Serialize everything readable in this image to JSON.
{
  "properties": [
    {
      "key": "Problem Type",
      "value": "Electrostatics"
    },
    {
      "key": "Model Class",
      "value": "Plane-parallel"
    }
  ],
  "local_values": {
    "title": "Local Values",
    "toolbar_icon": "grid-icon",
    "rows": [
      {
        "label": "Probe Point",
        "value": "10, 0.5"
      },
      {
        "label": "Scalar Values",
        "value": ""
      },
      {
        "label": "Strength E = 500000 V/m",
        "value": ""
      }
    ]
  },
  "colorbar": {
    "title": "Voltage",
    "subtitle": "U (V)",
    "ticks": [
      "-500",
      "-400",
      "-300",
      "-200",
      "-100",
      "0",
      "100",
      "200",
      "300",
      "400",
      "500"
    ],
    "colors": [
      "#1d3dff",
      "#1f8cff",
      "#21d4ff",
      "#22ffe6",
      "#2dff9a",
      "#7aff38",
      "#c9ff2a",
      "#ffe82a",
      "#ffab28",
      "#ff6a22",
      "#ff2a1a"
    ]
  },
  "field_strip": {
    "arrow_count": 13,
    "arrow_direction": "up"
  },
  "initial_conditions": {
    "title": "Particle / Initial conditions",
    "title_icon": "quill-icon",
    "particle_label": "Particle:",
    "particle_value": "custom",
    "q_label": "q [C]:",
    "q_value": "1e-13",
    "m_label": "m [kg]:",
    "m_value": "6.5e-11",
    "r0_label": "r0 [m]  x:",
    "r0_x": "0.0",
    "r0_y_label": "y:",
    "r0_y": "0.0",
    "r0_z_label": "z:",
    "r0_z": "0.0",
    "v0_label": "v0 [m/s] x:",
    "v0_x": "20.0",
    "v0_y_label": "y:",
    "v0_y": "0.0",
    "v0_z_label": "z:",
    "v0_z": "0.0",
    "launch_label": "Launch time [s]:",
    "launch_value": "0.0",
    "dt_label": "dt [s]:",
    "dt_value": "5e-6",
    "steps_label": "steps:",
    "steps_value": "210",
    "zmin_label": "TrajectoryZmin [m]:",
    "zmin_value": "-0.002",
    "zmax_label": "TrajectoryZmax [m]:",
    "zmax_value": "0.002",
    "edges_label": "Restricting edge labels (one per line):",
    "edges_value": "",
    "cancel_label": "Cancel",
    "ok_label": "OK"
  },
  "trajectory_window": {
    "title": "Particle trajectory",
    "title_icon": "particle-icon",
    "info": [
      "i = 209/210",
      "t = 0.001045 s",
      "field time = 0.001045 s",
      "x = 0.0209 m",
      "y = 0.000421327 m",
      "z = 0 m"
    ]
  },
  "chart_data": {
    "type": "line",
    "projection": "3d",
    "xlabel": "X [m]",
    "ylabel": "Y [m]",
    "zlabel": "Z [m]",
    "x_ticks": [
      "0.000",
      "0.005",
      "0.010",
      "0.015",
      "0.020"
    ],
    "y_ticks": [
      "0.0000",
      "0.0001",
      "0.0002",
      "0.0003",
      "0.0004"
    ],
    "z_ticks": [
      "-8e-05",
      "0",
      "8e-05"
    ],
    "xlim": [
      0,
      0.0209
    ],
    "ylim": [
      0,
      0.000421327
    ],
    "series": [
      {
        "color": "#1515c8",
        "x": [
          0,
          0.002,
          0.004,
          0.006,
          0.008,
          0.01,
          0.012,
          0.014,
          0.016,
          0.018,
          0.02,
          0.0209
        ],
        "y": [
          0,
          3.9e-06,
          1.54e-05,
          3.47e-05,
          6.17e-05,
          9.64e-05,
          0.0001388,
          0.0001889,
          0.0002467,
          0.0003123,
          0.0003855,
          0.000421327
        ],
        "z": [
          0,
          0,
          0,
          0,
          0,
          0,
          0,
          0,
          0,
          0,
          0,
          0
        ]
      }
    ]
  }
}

+ + +

● **What is being asked**
Output every entry shown above, exactly.

● **Exercise solution**
Serialize everything readable in this image to JSON.
{
  "properties": [
    {
      "key": "Problem Type",
      "value": "Electrostatics"
    },
    {
      "key": "Model Class",
      "value": "Plane-parallel"
    }
  ],
  "local_values": {
    "title": "Local Values",
    "toolbar_icon": "grid-icon",
    "rows": [
      {
        "label": "Probe Point",
        "value": "10, 0.5"
      },
      {
        "label": "Scalar Values",
        "value": ""
      },
      {
        "label": "Strength E = 500000 V/m",
        "value": ""
      }
    ]
  },
  "colorbar": {
    "title": "Voltage",
    "subtitle": "U (V)",
    "ticks": [
      "-500",
      "-400",
      "-300",
      "-200",
      "-100",
      "0",
      "100",
      "200",
      "300",
      "400",
      "500"
    ],
    "colors": [
      "#1d3dff",
      "#1f8cff",
      "#21d4ff",
      "#22ffe6",
      "#2dff9a",
      "#7aff38",
      "#c9ff2a",
      "#ffe82a",
      "#ffab28",
      "#ff6a22",
      "#ff2a1a"
    ]
  },
  "field_strip": {
    "arrow_count": 13,
    "arrow_direction": "up"
  },
  "initial_conditions": {
    "title": "Particle / Initial conditions",
    "title_icon": "quill-icon",
    "particle_label": "Particle:",
    "particle_value": "custom",
    "q_label": "q [C]:",
    "q_value": "1e-13",
    "m_label": "m [kg]:",
    "m_value": "6.5e-11",
    "r0_label": "r0 [m]  x:",
    "r0_x": "0.0",
    "r0_y_label": "y:",
    "r0_y": "0.0",
    "r0_z_label": "z:",
    "r0_z": "0.0",
    "v0_label": "v0 [m/s] x:",
    "v0_x": "20.0",
    "v0_y_label": "y:",
    "v0_y": "0.0",
    "v0_z_label": "z:",
    "v0_z": "0.0",
    "launch_label": "Launch time [s]:",
    "launch_value": "0.0",
    "dt_label": "dt [s]:",
    "dt_value": "5e-6",
    "steps_label": "steps:",
    "steps_value": "210",
    "zmin_label": "TrajectoryZmin [m]:",
    "zmin_value": "-0.002",
    "zmax_label": "TrajectoryZmax [m]:",
    "zmax_value": "0.002",
    "edges_label": "Restricting edge labels (one per line):",
    "edges_value": "",
    "cancel_label": "Cancel",
    "ok_label": "OK"
  },
  "trajectory_window": {
    "title": "Particle trajectory",
    "title_icon": "particle-icon",
    "info": [
      "i = 209/210",
      "t = 0.001045 s",
      "field time = 0.001045 s",
      "x = 0.0209 m",
      "y = 0.000421327 m",
      "z = 0 m"
    ]
  },
  "chart_data": {
    "type": "line",
    "projection": "3d",
    "xlabel": "X [m]",
    "ylabel": "Y [m]",
    "zlabel": "Z [m]",
    "x_ticks": [
      "0.000",
      "0.005",
      "0.010",
      "0.015",
      "0.020"
    ],
    "y_ticks": [
      "0.0000",
      "0.0001",
      "0.0002",
      "0.0003",
      "0.0004"
    ],
    "z_ticks": [
      "-8e-05",
      "0",
      "8e-05"
    ],
    "xlim": [
      0,
      0.0209
    ],
    "ylim": [
      0,
      0.000421327
    ],
    "series": [
      {
        "color": "#1515c8",
        "x": [
          0,
          0.002,
          0.004,
          0.006,
          0.008,
          0.01,
          0.012,
          0.014,
          0.016,
          0.018,
          0.02,
          0.0209
        ],
        "y": [
          0,
          3.9e-06,
          1.54e-05,
          3.47e-05,
          6.17e-05,
          9.64e-05,
          0.0001388,
          0.0001889,
          0.0002467,
          0.0003123,
          0.0003855,
          0.000421327
        ],
        "z": [
          0,
          0,
          0,
          0,
          0,
          0,
          0,
          0,
          0,
          0,
          0,
          0
        ]
      }
    ]
  }
}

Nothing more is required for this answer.